- What this exercise asks:
1) Answer these questions about the forum thread, one line per answer, marked (a), (b) and (c):
(a) What waist size does oneraddad say Bill mentioned in another thread?
(b) What reply does rkintn post after quoting Laura Zone 10?
(c) What date appears beside FarmerJoe's name?
2) Copy the rows word for word, starting at the row that contains "data-point-18c bbox=[86, 125, 94, 133]" and ending at the row that contains "data-point-50c bbox=[304, 183, 313, 192]", with both of those rows included.

- Provided passage:
>> start

No, Bill that is not what you were saying before at all, basically you were saying that women who have short hair are to lazy to take care of long hair, and if they let that go then they let other things go, meaning lazy, fat, all the other horrible things you have said about women. What you wrote in my experience is patently FALSE, and that YOU are single for a reason, I have seen pictures of you, you ain't that fancy, clean or well cared for, hair cuts and such, most of the women here take better care of their property and themselves than you do. Heck you haven't had running water until what a week ago?


----------



## rkintn (Dec 12, 2002)

Laura Zone 10 said:


> I tried. I really did. I tried not to respond......
> I just can't help it.
> 
> I cannot believe you said this.
> ...



Sadly, he's for real.


----------



## oneraddad (Jul 20, 2010)

Here's the deal Bill, I've noticed in all the pictures of yourself, that you need a hair cut and I just read in another thread you have a 50" waist. Plus you have nothing in the bank, how attractive do you think that is ?


----------



## FarmerJoe (Nov 14, 2009)

>> end

- Input data:
>> start

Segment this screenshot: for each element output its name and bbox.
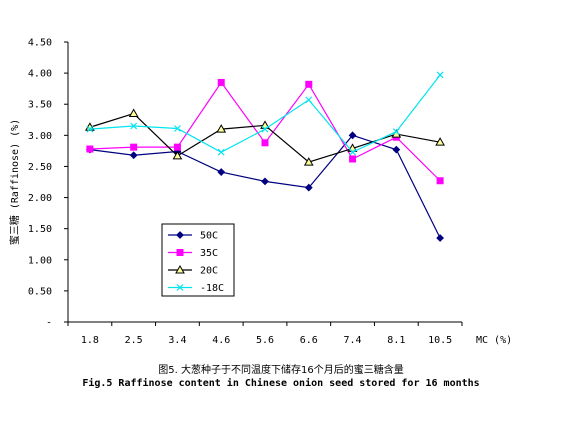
data-point-18c bbox=[86, 125, 94, 133]
marker-stroke bbox=[217, 148, 225, 156]
marker-stroke bbox=[176, 284, 184, 291]
legend-swatch-marker bbox=[176, 231, 184, 239]
x-tick-label: 8.1 bbox=[387, 335, 405, 346]
data-point-50c bbox=[304, 183, 313, 192]
legend-entry: 20C bbox=[168, 264, 218, 277]
data-point-20c bbox=[172, 150, 183, 160]
data-point-20c bbox=[128, 108, 139, 118]
marker-stroke bbox=[305, 96, 313, 104]
data-point-18c bbox=[436, 71, 444, 79]
series-line-35c bbox=[89, 81, 441, 182]
x-tick-label: 10.5 bbox=[428, 335, 452, 346]
marker-stroke bbox=[130, 122, 138, 130]
data-point-18c bbox=[261, 125, 269, 133]
data-point-50c bbox=[129, 151, 138, 160]
marker-stroke bbox=[261, 125, 269, 133]
y-tick-label: 2.50 bbox=[28, 162, 52, 173]
data-point-50c bbox=[436, 234, 445, 242]
x-tick-label: 5.6 bbox=[256, 335, 274, 346]
data-point-35c bbox=[436, 177, 444, 185]
legend-swatch-marker bbox=[176, 249, 184, 256]
y-axis-title: 蜜三糖 (Raffinose) (%) bbox=[8, 119, 21, 245]
marker-stroke bbox=[436, 71, 444, 79]
x-tick-label: 2.5 bbox=[125, 335, 143, 346]
data-point-35c bbox=[130, 143, 138, 151]
x-tick-label: 4.6 bbox=[212, 335, 230, 346]
series-20c bbox=[85, 108, 445, 166]
marker-stroke bbox=[174, 125, 181, 132]
data-point-50c bbox=[217, 168, 226, 176]
legend: 50C 35C 20C -18C bbox=[161, 223, 235, 297]
chart-axes bbox=[67, 42, 462, 323]
legend-swatch-marker bbox=[176, 284, 184, 291]
legend-swatch-marker bbox=[175, 264, 185, 274]
data-point-35c bbox=[86, 145, 94, 153]
series-line-50c bbox=[89, 134, 441, 239]
data-point-20c bbox=[216, 124, 227, 133]
y-tick-label: 3.50 bbox=[28, 100, 52, 111]
y-tick-label: 1.00 bbox=[28, 255, 52, 266]
marker-stroke bbox=[392, 128, 400, 136]
series-group bbox=[85, 71, 445, 242]
y-tick-label: 0.50 bbox=[28, 286, 52, 297]
y-tick-label: 4.00 bbox=[28, 69, 52, 80]
legend-entry: 50C bbox=[168, 231, 218, 242]
data-point-20c bbox=[435, 137, 445, 146]
series-50c bbox=[85, 131, 445, 242]
legend-label: 35C bbox=[200, 248, 218, 259]
data-point-50c bbox=[261, 177, 269, 186]
legend-entry: -18C bbox=[168, 283, 224, 294]
figure-caption-chinese: 图5. 大葱种子于不同温度下储存16个月后的蜜三糖含量 bbox=[158, 365, 404, 376]
data-point-35c bbox=[261, 139, 269, 147]
data-point-18c bbox=[174, 125, 181, 132]
data-point-35c bbox=[173, 143, 181, 151]
y-tick-label: 3.00 bbox=[28, 131, 52, 142]
y-tick-label: 1.50 bbox=[28, 224, 52, 235]
data-point-50c bbox=[392, 145, 401, 154]
legend-entry: 35C bbox=[168, 248, 218, 259]
data-point-20c bbox=[303, 157, 314, 166]
legend-label: -18C bbox=[200, 283, 224, 294]
x-tick-label: 1.8 bbox=[81, 335, 99, 346]
series-18c bbox=[86, 71, 444, 156]
marker-stroke bbox=[349, 148, 356, 156]
data-point-35c bbox=[217, 78, 225, 86]
data-point-18c bbox=[130, 122, 138, 130]
data-point-18c bbox=[392, 128, 400, 136]
figure-caption-english: Fig.5 Raffinose content in Chinese onion… bbox=[82, 378, 480, 389]
y-tick-label: 2.00 bbox=[28, 193, 52, 204]
legend-box bbox=[161, 223, 235, 297]
x-axis-ticks: 1.8 2.5 3.4 4.6 5.6 6.6 7.4 8.1 10.5 bbox=[67, 322, 463, 346]
x-tick-label: 6.6 bbox=[300, 335, 318, 346]
legend-label: 20C bbox=[200, 266, 218, 277]
x-tick-label: 7.4 bbox=[344, 335, 362, 346]
y-axis-ticks: - 0.50 1.00 1.50 2.00 2.50 3.00 3.50 4.00 4.50 bbox=[28, 38, 68, 329]
data-point-35c bbox=[349, 155, 357, 163]
data-point-18c bbox=[305, 96, 313, 104]
marker-stroke bbox=[86, 125, 94, 133]
data-point-50c bbox=[348, 131, 357, 140]
legend-label: 50C bbox=[200, 231, 218, 242]
y-tick-label: 4.50 bbox=[28, 38, 52, 49]
data-point-35c bbox=[305, 80, 313, 88]
x-tick-label: 3.4 bbox=[168, 335, 186, 346]
x-axis-title: MC (%) bbox=[476, 335, 512, 346]
y-tick-label: - bbox=[46, 318, 52, 329]
data-point-18c bbox=[349, 148, 356, 156]
series-35c bbox=[86, 78, 444, 185]
data-point-18c bbox=[217, 148, 225, 156]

>> end

- Outputs for the tasks:
1)
(a) A 50" waist.
(b) "Sadly, he's for real."
(c) Nov 14, 2009.

2)
data-point-18c bbox=[86, 125, 94, 133]
marker-stroke bbox=[217, 148, 225, 156]
marker-stroke bbox=[176, 284, 184, 291]
legend-swatch-marker bbox=[176, 231, 184, 239]
x-tick-label: 8.1 bbox=[387, 335, 405, 346]
data-point-50c bbox=[304, 183, 313, 192]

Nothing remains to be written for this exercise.